--- Problem to solve ---
Reproduce every entry exactly and leave its pictures out.

--- START Exercise data ---

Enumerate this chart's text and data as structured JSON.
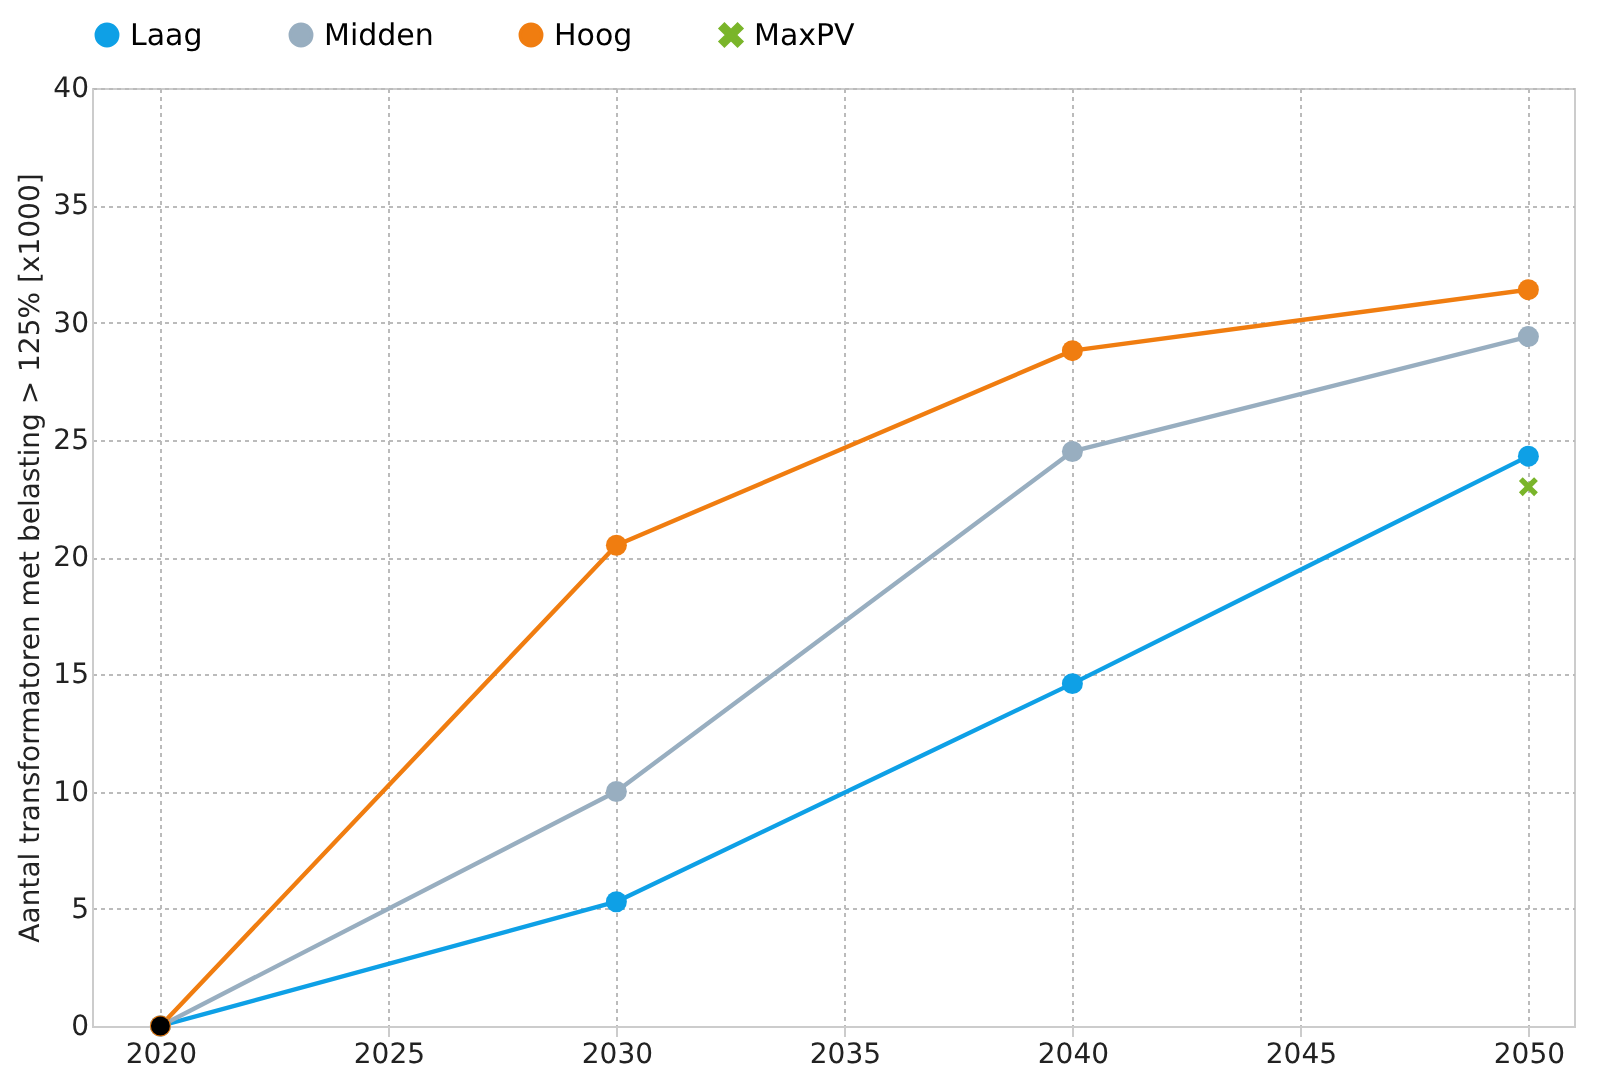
{
  "chart_data": {
    "type": "line",
    "ylabel": "Aantal transformatoren met belasting > 125% [x1000]",
    "x": [
      2020,
      2030,
      2040,
      2050
    ],
    "xlim": [
      2018.5,
      2051
    ],
    "xticks": [
      2020,
      2025,
      2030,
      2035,
      2040,
      2045,
      2050
    ],
    "ylim": [
      0,
      40
    ],
    "yticks": [
      0,
      5,
      10,
      15,
      20,
      25,
      30,
      35,
      40
    ],
    "grid": true,
    "legend": "top",
    "marker": "circle",
    "line_style": "solid",
    "series": [
      {
        "name": "Laag",
        "color": "#0ea0e6",
        "values": [
          0,
          5.3,
          14.6,
          24.3
        ]
      },
      {
        "name": "Midden",
        "color": "#98aec0",
        "values": [
          0,
          10.0,
          24.5,
          29.4
        ]
      },
      {
        "name": "Hoog",
        "color": "#f07d10",
        "values": [
          0,
          20.5,
          28.8,
          31.4
        ]
      },
      {
        "name": "MaxPV",
        "type": "scatter",
        "marker": "cross",
        "color": "#7ab52a",
        "x": [
          2050
        ],
        "values": [
          23.0
        ]
      },
      {
        "type": "scatter",
        "color": "#000000",
        "x": [
          2020
        ],
        "values": [
          0
        ]
      }
    ]
  }
}
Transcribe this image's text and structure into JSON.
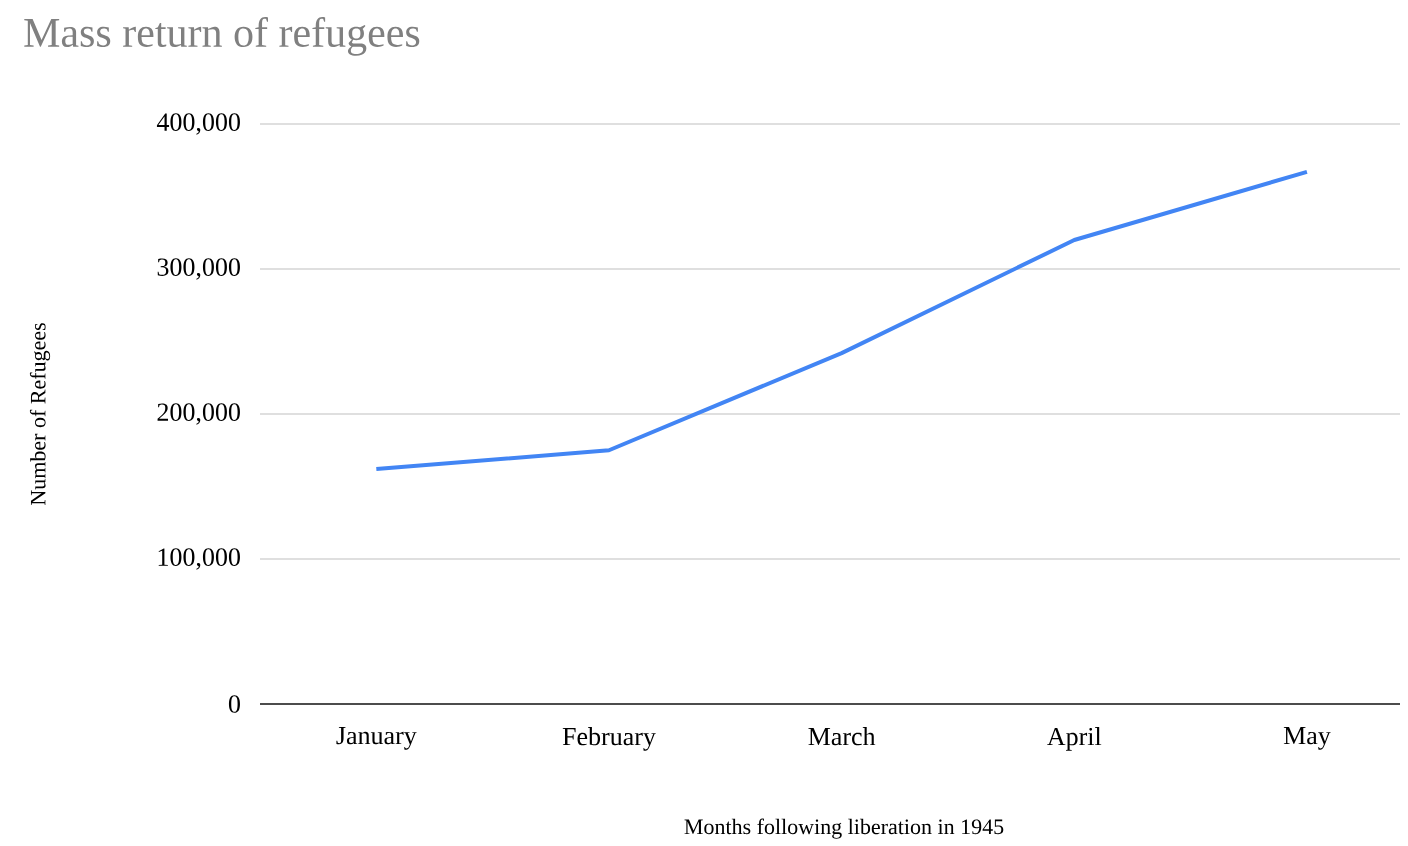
{
  "chart_data": {
    "type": "line",
    "title": "Mass return of refugees",
    "xlabel": "Months following liberation in 1945",
    "ylabel": "Number of Refugees",
    "categories": [
      "January",
      "February",
      "March",
      "April",
      "May"
    ],
    "series": [
      {
        "color": "#4285f4",
        "values": [
          162000,
          175000,
          242000,
          320000,
          367000
        ]
      }
    ],
    "ylim": [
      0,
      400000
    ],
    "yticks": [
      {
        "value": 0,
        "label": "0"
      },
      {
        "value": 100000,
        "label": "100,000"
      },
      {
        "value": 200000,
        "label": "200,000"
      },
      {
        "value": 300000,
        "label": "300,000"
      },
      {
        "value": 400000,
        "label": "400,000"
      }
    ],
    "grid": "y",
    "marker": "none",
    "line_style": "solid"
  }
}
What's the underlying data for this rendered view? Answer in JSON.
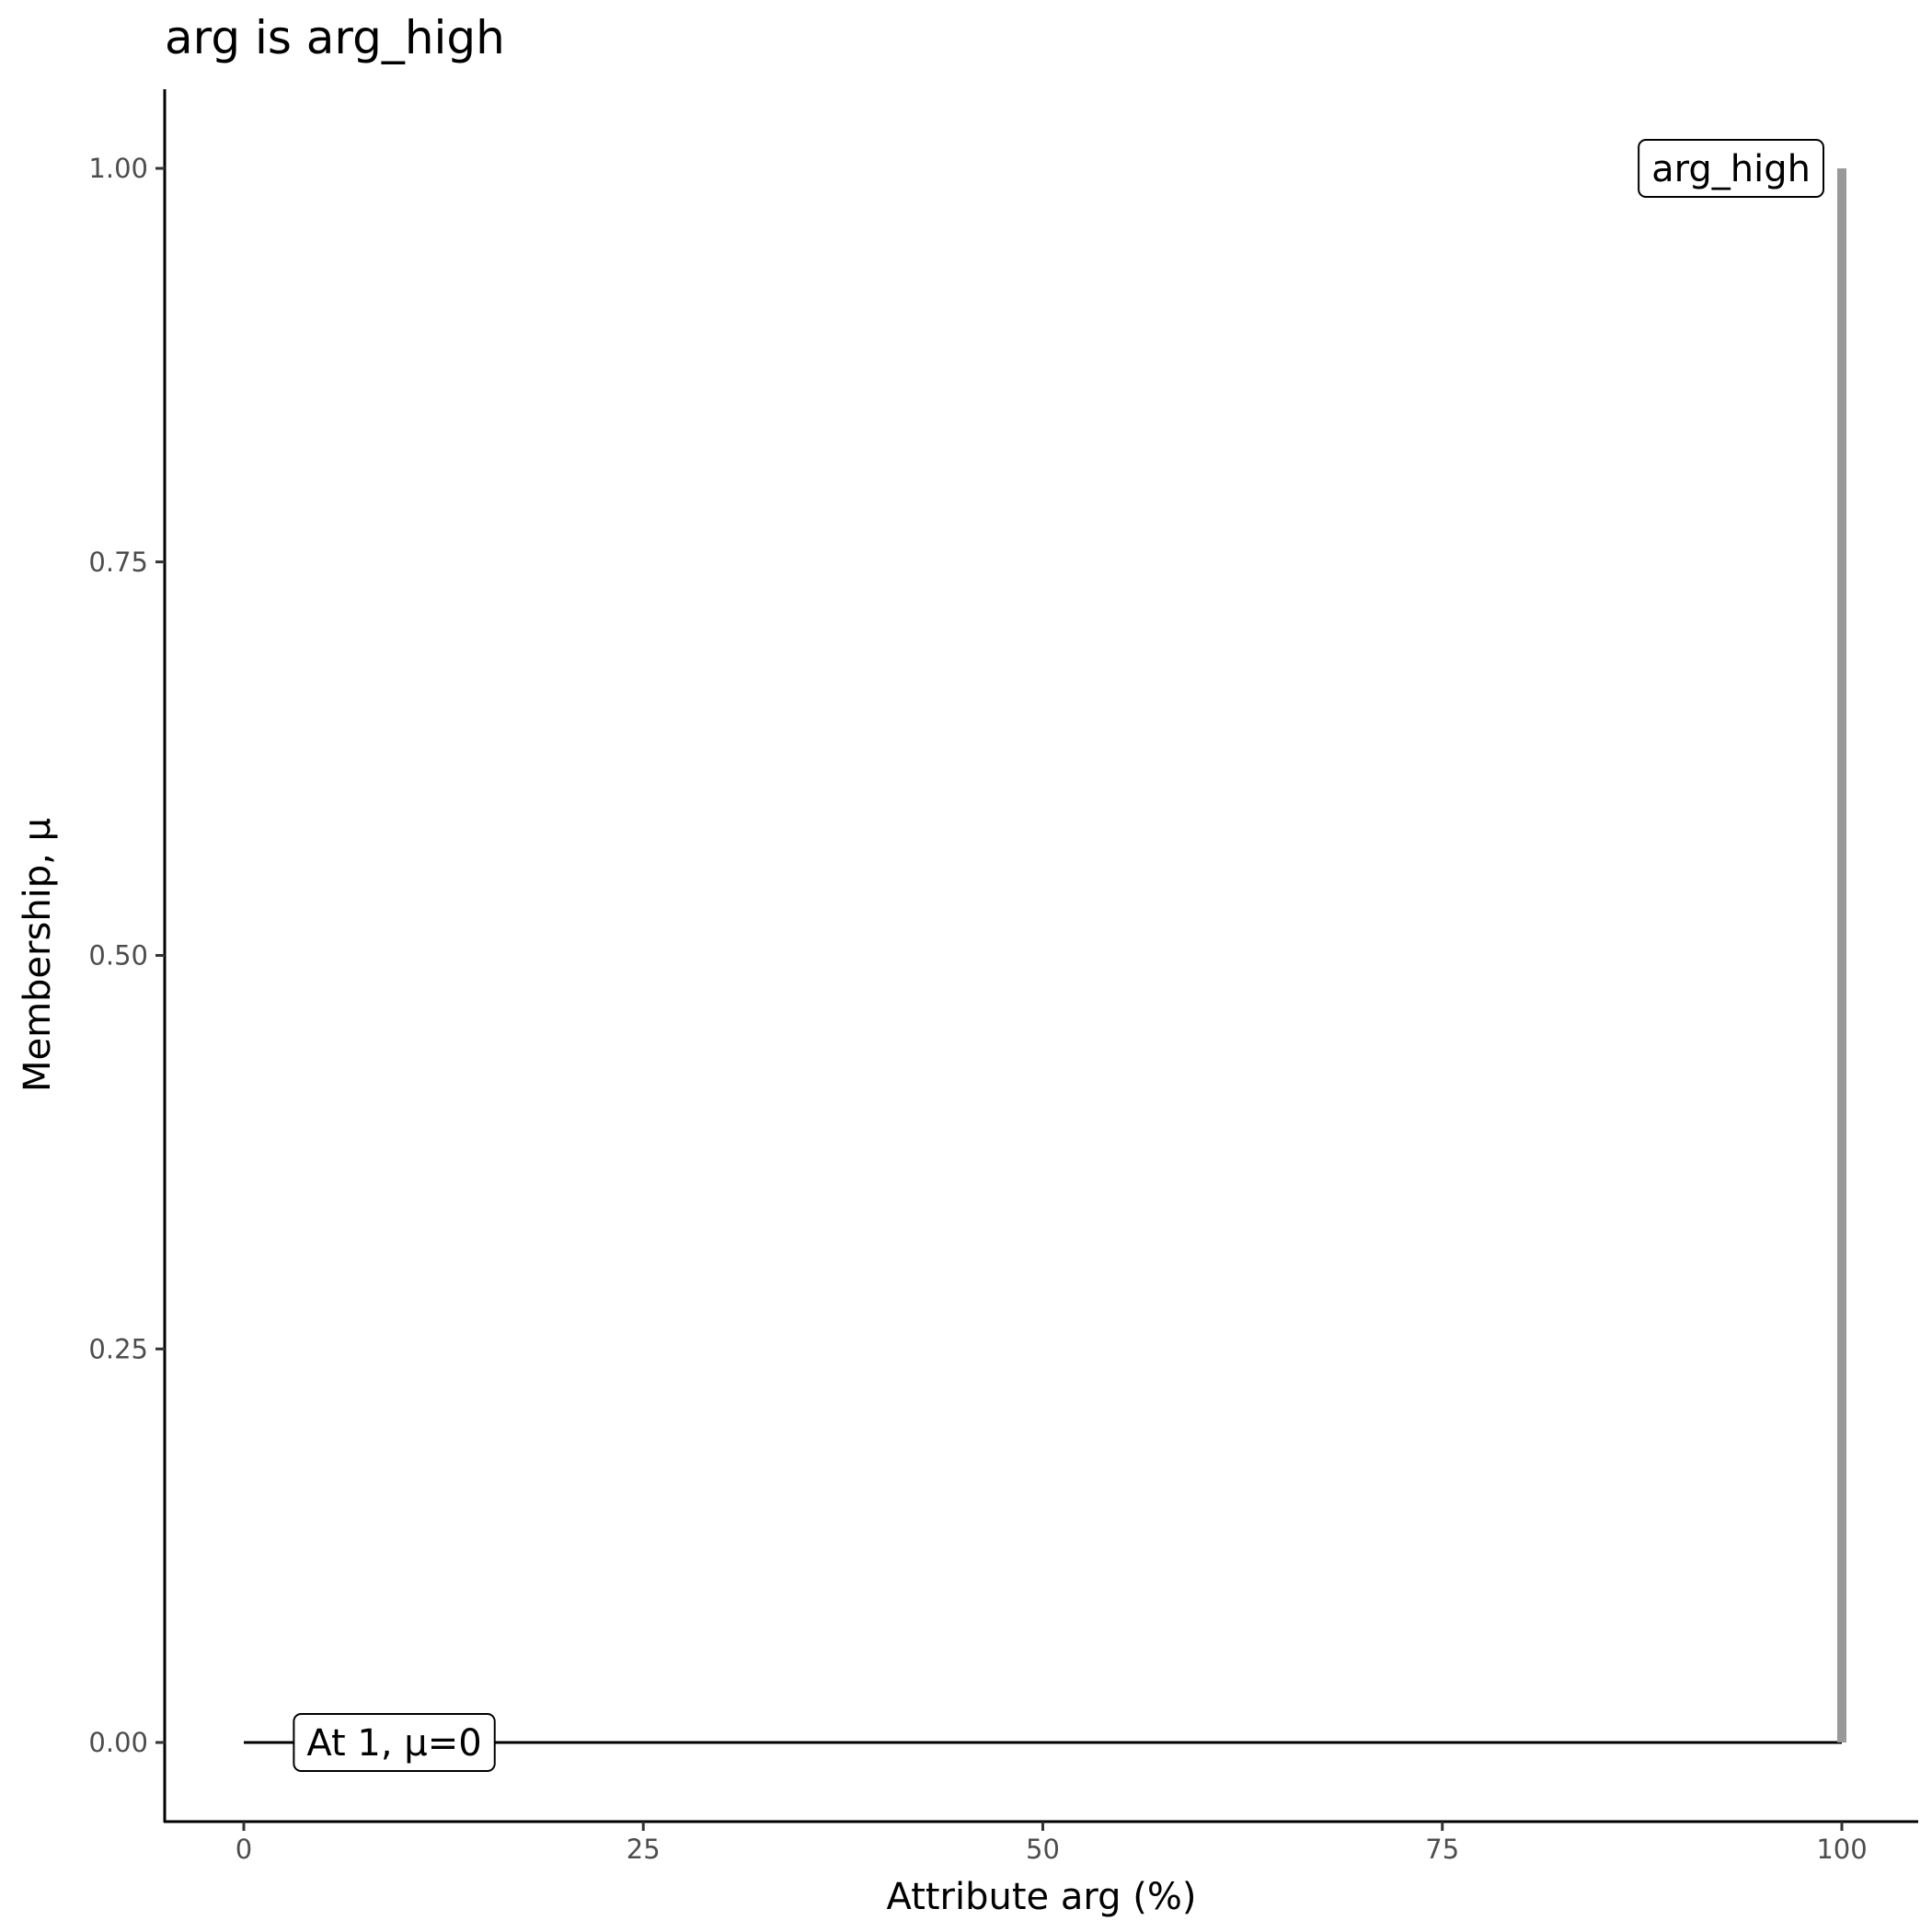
{
  "chart_data": {
    "type": "line",
    "title": "arg is arg_high",
    "xlabel": "Attribute arg (%)",
    "ylabel": "Membership, μ",
    "xlim": [
      -5,
      105
    ],
    "ylim": [
      -0.05,
      1.05
    ],
    "xticks": [
      0,
      25,
      50,
      75,
      100
    ],
    "xtick_labels": [
      "0",
      "25",
      "50",
      "75",
      "100"
    ],
    "yticks": [
      0,
      0.25,
      0.5,
      0.75,
      1
    ],
    "ytick_labels": [
      "0.00",
      "0.25",
      "0.50",
      "0.75",
      "1.00"
    ],
    "grid": false,
    "series": [
      {
        "color": "#000000",
        "points": [
          [
            0,
            0
          ],
          [
            100,
            0
          ]
        ]
      },
      {
        "color": "#999999",
        "points": [
          [
            100,
            0
          ],
          [
            100,
            1
          ]
        ]
      }
    ],
    "annotations": [
      {
        "text": "At 1, μ=0",
        "x": 1,
        "y": 0,
        "anchor": "left"
      },
      {
        "text": "arg_high",
        "x": 100,
        "y": 1,
        "anchor": "right"
      }
    ]
  }
}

--- END Exercise data ---

--- Answer below ---
Enumerate this chart's text and data as structured JSON.
{
  "chart_data": {
    "type": "line",
    "ylabel": "Aantal transformatoren met belasting > 125% [x1000]",
    "x": [
      2020,
      2030,
      2040,
      2050
    ],
    "xlim": [
      2018.5,
      2051
    ],
    "xticks": [
      2020,
      2025,
      2030,
      2035,
      2040,
      2045,
      2050
    ],
    "ylim": [
      0,
      40
    ],
    "yticks": [
      0,
      5,
      10,
      15,
      20,
      25,
      30,
      35,
      40
    ],
    "grid": true,
    "legend": "top",
    "marker": "circle",
    "line_style": "solid",
    "series": [
      {
        "name": "Laag",
        "color": "#0ea0e6",
        "values": [
          0,
          5.3,
          14.6,
          24.3
        ]
      },
      {
        "name": "Midden",
        "color": "#98aec0",
        "values": [
          0,
          10.0,
          24.5,
          29.4
        ]
      },
      {
        "name": "Hoog",
        "color": "#f07d10",
        "values": [
          0,
          20.5,
          28.8,
          31.4
        ]
      },
      {
        "name": "MaxPV",
        "type": "scatter",
        "marker": "cross",
        "color": "#7ab52a",
        "x": [
          2050
        ],
        "values": [
          23.0
        ]
      },
      {
        "type": "scatter",
        "color": "#000000",
        "x": [
          2020
        ],
        "values": [
          0
        ]
      }
    ]
  }
}
Transcribe this image's text and structure into JSON.
{
  "chart_data": {
    "type": "line",
    "title": "Mass return of refugees",
    "xlabel": "Months following liberation in 1945",
    "ylabel": "Number of Refugees",
    "categories": [
      "January",
      "February",
      "March",
      "April",
      "May"
    ],
    "series": [
      {
        "color": "#4285f4",
        "values": [
          162000,
          175000,
          242000,
          320000,
          367000
        ]
      }
    ],
    "ylim": [
      0,
      400000
    ],
    "yticks": [
      {
        "value": 0,
        "label": "0"
      },
      {
        "value": 100000,
        "label": "100,000"
      },
      {
        "value": 200000,
        "label": "200,000"
      },
      {
        "value": 300000,
        "label": "300,000"
      },
      {
        "value": 400000,
        "label": "400,000"
      }
    ],
    "grid": "y",
    "marker": "none",
    "line_style": "solid"
  }
}
What's the underlying data for this rendered view? Answer in JSON.
{
  "chart_data": {
    "type": "line",
    "title": "arg is arg_high",
    "xlabel": "Attribute arg (%)",
    "ylabel": "Membership, μ",
    "xlim": [
      -5,
      105
    ],
    "ylim": [
      -0.05,
      1.05
    ],
    "xticks": [
      0,
      25,
      50,
      75,
      100
    ],
    "xtick_labels": [
      "0",
      "25",
      "50",
      "75",
      "100"
    ],
    "yticks": [
      0,
      0.25,
      0.5,
      0.75,
      1
    ],
    "ytick_labels": [
      "0.00",
      "0.25",
      "0.50",
      "0.75",
      "1.00"
    ],
    "grid": false,
    "series": [
      {
        "color": "#000000",
        "points": [
          [
            0,
            0
          ],
          [
            100,
            0
          ]
        ]
      },
      {
        "color": "#999999",
        "points": [
          [
            100,
            0
          ],
          [
            100,
            1
          ]
        ]
      }
    ],
    "annotations": [
      {
        "text": "At 1, μ=0",
        "x": 1,
        "y": 0,
        "anchor": "left"
      },
      {
        "text": "arg_high",
        "x": 100,
        "y": 1,
        "anchor": "right"
      }
    ]
  }
}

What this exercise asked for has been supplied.